# Start of Data for this exercise
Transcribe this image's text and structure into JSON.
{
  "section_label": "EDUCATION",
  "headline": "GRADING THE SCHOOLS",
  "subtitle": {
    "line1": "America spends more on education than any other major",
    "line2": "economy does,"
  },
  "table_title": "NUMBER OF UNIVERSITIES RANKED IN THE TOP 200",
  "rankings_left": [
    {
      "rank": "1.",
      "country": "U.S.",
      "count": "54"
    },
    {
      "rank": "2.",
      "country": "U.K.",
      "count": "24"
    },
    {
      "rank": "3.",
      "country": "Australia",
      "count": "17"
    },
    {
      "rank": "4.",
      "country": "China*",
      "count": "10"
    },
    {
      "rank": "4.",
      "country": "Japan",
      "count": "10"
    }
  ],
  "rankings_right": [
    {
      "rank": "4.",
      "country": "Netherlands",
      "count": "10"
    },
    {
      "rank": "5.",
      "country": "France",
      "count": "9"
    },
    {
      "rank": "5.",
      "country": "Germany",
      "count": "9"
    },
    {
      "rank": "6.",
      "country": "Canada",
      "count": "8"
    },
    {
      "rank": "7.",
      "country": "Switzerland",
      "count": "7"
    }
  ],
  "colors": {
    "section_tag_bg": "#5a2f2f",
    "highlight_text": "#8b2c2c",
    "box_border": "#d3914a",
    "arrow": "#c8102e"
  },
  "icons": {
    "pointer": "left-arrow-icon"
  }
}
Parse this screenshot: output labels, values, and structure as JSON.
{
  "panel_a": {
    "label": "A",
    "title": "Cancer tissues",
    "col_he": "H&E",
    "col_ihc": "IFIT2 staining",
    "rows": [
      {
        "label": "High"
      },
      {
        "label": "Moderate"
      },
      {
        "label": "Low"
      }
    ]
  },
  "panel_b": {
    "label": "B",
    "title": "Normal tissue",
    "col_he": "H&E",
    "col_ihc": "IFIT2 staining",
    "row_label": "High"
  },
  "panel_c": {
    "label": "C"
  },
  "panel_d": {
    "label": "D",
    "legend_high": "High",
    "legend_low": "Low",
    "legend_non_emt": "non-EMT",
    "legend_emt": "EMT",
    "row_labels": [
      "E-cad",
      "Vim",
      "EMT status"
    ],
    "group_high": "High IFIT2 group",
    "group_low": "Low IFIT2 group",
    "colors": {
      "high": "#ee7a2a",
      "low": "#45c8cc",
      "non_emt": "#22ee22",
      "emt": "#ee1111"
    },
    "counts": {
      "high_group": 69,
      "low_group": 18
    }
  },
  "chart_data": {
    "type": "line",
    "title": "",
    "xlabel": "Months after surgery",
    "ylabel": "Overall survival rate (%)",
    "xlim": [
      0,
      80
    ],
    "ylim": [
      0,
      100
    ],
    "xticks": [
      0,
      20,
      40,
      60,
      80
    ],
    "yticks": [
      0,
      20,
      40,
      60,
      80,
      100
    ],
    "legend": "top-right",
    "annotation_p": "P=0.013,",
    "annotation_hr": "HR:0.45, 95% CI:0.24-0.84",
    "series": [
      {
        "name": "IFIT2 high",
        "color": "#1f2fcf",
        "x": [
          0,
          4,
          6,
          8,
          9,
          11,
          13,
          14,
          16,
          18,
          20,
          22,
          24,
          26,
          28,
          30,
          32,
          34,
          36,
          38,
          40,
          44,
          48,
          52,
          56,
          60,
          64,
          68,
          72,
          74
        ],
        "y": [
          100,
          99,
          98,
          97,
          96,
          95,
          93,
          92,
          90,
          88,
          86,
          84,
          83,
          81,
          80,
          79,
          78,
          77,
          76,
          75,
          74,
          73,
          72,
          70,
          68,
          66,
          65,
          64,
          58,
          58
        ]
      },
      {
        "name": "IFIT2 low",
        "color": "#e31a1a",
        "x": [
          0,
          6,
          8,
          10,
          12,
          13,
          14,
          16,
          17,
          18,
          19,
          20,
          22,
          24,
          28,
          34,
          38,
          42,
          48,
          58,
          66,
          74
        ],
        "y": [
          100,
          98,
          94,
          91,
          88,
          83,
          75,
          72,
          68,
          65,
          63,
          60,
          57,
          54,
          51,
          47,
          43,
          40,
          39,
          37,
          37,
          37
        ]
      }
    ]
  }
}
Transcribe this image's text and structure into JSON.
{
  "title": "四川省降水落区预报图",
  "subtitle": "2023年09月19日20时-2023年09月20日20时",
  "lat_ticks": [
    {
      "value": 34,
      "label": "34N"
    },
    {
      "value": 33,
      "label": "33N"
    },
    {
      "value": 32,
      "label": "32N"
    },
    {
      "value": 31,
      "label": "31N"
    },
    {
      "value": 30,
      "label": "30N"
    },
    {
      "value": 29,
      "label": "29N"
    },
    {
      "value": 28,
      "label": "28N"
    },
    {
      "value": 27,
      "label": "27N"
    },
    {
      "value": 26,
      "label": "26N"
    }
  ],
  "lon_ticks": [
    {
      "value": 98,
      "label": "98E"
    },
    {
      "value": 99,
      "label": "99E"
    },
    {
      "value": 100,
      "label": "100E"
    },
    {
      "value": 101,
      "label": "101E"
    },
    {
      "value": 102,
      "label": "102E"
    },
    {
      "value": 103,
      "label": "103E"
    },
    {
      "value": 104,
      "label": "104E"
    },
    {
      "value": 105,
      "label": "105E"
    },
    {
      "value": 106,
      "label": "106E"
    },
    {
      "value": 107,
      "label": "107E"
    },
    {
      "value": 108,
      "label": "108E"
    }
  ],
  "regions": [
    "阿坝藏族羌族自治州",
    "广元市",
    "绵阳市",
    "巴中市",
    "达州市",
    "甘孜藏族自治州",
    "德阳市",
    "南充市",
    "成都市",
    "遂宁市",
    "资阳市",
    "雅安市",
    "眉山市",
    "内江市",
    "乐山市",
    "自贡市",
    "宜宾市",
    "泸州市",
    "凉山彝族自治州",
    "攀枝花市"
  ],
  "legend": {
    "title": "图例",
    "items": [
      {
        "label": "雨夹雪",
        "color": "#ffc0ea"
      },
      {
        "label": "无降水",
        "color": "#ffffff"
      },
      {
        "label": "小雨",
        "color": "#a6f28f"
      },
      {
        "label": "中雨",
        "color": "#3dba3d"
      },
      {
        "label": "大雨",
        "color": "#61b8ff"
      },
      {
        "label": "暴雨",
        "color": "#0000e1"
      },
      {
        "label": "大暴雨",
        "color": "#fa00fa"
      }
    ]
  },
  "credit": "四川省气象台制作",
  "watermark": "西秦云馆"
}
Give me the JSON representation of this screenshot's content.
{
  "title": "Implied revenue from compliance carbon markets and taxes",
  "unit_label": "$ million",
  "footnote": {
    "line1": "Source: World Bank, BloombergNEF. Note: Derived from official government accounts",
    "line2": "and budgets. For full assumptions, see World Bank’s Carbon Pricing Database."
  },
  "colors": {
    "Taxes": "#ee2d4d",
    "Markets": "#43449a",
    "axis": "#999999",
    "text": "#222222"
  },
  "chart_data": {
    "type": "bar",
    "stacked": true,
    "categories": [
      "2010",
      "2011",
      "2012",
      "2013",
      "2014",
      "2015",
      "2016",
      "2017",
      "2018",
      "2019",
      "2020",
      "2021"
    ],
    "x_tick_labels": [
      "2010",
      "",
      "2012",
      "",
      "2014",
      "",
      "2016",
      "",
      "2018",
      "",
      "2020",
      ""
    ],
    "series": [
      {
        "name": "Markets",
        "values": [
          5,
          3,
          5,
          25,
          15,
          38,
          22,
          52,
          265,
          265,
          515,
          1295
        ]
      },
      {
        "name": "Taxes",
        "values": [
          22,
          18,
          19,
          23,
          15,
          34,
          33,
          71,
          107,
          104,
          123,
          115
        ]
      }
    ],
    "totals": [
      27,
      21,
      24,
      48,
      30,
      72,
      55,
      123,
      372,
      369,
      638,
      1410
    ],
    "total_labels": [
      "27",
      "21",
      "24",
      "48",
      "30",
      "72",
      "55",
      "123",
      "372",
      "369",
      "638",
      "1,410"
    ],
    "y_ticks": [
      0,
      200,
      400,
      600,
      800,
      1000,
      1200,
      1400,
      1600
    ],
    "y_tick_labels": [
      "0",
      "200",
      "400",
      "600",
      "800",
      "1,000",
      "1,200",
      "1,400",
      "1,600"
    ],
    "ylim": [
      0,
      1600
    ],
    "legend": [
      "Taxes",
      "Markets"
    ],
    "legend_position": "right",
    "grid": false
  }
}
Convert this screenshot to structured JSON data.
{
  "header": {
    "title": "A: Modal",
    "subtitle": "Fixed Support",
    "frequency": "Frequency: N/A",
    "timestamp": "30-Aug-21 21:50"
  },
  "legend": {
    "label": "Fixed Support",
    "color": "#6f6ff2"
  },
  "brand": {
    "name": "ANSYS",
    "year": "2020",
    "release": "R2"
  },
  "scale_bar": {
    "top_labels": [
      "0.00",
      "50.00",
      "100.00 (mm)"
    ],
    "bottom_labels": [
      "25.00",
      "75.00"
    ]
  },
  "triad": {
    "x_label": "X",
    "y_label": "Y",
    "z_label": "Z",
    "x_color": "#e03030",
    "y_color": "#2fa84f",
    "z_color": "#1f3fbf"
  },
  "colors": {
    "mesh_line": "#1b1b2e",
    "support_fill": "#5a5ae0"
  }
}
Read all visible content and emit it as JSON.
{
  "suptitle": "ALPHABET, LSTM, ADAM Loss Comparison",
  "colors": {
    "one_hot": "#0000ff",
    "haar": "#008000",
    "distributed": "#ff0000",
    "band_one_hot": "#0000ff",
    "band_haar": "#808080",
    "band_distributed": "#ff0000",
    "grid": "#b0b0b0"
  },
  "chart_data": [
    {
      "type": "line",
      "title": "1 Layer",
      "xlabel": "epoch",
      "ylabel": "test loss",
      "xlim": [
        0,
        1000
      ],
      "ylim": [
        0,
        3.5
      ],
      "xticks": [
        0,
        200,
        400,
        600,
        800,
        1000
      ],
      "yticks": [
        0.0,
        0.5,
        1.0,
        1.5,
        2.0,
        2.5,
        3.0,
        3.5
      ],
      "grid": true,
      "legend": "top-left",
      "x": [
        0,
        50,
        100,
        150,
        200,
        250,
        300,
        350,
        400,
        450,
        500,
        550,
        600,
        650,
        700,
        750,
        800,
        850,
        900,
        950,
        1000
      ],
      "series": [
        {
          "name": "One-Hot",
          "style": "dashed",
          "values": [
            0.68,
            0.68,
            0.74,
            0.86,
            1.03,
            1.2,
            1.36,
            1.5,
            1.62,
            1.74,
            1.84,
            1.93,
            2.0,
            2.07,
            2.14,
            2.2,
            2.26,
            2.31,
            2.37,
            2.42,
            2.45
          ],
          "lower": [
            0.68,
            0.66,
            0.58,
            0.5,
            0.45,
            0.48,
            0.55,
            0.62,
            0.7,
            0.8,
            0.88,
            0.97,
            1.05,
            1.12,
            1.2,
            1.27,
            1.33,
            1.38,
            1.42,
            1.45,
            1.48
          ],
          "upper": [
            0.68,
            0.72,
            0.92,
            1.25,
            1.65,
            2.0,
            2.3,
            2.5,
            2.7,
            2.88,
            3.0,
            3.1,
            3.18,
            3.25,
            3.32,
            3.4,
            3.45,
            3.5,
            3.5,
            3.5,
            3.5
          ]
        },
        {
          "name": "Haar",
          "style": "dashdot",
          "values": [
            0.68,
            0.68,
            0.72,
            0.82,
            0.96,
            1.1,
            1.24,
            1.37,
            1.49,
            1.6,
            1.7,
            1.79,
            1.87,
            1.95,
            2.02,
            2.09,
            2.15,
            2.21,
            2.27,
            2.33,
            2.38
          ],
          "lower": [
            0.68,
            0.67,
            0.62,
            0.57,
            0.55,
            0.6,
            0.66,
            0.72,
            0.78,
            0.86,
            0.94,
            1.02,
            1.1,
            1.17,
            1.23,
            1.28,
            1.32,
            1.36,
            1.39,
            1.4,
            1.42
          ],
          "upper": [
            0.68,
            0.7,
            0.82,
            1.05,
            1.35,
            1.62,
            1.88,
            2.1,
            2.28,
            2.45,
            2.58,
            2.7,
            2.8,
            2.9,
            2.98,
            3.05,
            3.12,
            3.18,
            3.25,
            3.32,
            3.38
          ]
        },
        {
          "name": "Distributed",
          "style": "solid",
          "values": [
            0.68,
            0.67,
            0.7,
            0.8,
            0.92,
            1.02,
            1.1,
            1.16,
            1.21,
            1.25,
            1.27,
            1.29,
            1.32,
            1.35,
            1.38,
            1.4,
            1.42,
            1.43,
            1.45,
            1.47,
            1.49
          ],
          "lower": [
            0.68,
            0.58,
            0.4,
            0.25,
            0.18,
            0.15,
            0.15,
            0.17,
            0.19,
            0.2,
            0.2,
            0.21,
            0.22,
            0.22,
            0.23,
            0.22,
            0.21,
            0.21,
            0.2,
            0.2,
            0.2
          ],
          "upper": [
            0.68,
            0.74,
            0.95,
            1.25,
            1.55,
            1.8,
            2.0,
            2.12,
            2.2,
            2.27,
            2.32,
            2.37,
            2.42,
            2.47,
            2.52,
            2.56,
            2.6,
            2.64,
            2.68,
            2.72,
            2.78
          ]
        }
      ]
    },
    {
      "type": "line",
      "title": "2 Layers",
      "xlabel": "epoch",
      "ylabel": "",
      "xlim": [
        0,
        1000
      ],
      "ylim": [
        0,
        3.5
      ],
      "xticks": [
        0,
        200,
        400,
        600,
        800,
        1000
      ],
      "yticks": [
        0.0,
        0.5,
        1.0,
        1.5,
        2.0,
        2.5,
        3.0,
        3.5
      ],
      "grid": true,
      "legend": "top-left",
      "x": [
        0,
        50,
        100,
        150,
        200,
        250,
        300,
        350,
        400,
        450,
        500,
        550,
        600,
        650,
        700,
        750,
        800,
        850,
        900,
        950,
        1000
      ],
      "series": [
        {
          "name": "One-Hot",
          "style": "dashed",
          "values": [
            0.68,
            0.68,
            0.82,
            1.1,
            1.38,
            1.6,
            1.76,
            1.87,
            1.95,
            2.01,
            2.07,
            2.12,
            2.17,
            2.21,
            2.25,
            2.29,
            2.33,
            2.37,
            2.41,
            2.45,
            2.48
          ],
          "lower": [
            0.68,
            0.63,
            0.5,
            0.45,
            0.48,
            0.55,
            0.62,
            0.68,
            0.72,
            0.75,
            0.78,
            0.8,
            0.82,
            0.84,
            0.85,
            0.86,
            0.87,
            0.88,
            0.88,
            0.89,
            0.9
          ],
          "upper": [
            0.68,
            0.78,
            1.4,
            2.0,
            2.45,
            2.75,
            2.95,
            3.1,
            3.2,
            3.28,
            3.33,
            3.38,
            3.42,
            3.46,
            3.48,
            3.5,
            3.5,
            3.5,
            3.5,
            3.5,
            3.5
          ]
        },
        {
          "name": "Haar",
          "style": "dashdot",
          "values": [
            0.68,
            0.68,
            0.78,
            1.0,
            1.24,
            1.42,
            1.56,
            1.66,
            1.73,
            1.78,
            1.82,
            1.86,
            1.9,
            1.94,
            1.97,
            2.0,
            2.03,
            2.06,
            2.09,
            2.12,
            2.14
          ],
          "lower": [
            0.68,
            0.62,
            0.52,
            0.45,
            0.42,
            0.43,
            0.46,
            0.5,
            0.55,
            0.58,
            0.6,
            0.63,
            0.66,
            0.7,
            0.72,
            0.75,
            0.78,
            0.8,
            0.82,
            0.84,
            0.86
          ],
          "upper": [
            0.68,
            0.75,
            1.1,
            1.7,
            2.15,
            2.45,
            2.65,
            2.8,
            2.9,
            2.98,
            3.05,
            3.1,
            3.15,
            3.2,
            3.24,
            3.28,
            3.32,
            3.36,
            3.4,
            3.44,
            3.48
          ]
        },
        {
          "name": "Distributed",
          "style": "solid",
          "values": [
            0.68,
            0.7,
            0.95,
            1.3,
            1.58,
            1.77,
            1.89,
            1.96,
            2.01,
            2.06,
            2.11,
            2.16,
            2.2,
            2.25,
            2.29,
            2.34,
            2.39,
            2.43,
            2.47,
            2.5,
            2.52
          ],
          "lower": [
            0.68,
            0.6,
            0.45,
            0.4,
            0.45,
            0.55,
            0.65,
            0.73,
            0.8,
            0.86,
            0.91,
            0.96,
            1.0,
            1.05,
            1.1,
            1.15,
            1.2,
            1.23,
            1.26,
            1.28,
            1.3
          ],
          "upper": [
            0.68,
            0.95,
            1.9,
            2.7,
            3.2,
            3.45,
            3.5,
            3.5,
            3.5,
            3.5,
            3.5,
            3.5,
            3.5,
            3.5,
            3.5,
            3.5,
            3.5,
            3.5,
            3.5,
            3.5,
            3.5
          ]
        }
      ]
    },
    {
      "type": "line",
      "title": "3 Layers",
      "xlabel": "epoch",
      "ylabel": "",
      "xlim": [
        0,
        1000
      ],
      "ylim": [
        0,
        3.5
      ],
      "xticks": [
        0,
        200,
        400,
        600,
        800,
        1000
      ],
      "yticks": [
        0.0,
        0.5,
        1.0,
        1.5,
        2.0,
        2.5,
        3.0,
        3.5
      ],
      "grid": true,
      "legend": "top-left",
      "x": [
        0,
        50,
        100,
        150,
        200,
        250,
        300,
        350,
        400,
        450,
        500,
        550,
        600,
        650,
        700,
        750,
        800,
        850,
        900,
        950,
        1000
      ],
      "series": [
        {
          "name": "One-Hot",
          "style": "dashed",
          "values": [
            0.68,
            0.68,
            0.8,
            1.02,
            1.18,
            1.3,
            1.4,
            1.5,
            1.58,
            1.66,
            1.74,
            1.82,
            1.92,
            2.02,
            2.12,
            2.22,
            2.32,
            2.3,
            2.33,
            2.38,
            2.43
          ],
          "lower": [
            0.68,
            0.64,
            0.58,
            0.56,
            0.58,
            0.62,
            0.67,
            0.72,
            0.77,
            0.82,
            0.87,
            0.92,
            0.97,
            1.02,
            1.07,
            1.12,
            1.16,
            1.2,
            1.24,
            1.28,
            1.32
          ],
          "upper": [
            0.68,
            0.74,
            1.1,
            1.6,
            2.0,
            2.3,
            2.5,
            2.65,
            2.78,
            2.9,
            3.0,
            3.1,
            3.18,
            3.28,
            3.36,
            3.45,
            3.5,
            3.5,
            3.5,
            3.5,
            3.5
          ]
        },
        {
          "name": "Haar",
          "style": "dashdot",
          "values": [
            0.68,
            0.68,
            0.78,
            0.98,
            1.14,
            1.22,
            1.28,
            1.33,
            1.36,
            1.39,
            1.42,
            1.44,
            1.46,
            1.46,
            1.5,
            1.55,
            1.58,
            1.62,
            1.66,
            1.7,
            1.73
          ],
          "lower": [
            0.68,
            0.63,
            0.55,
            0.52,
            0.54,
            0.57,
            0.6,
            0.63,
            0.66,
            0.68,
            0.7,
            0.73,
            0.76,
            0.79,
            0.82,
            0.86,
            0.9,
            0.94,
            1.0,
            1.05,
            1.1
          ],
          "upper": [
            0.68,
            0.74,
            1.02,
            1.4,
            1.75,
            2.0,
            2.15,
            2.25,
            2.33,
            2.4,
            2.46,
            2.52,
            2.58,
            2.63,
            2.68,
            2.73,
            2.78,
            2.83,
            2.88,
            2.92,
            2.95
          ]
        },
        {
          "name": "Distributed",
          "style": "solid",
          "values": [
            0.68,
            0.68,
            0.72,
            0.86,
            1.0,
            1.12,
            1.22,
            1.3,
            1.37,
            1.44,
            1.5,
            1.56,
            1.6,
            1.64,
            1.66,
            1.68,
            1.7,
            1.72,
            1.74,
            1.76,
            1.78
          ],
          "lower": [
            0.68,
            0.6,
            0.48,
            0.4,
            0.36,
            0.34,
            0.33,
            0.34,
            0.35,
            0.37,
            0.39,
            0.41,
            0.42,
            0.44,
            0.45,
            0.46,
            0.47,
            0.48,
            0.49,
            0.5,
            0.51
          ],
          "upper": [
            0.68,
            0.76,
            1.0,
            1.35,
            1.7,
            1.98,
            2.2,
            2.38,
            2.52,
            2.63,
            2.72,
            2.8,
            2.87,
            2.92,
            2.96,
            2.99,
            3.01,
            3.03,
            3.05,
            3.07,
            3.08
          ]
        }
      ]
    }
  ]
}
# End of Data for this exercise
#### Stated problem:
Within the listing above, copy each line that has the string "from".

#### Exercise output:
  "title": "Implied revenue from compliance carbon markets and taxes",
    "line1": "Source: World Bank, BloombergNEF. Note: Derived from official government accounts",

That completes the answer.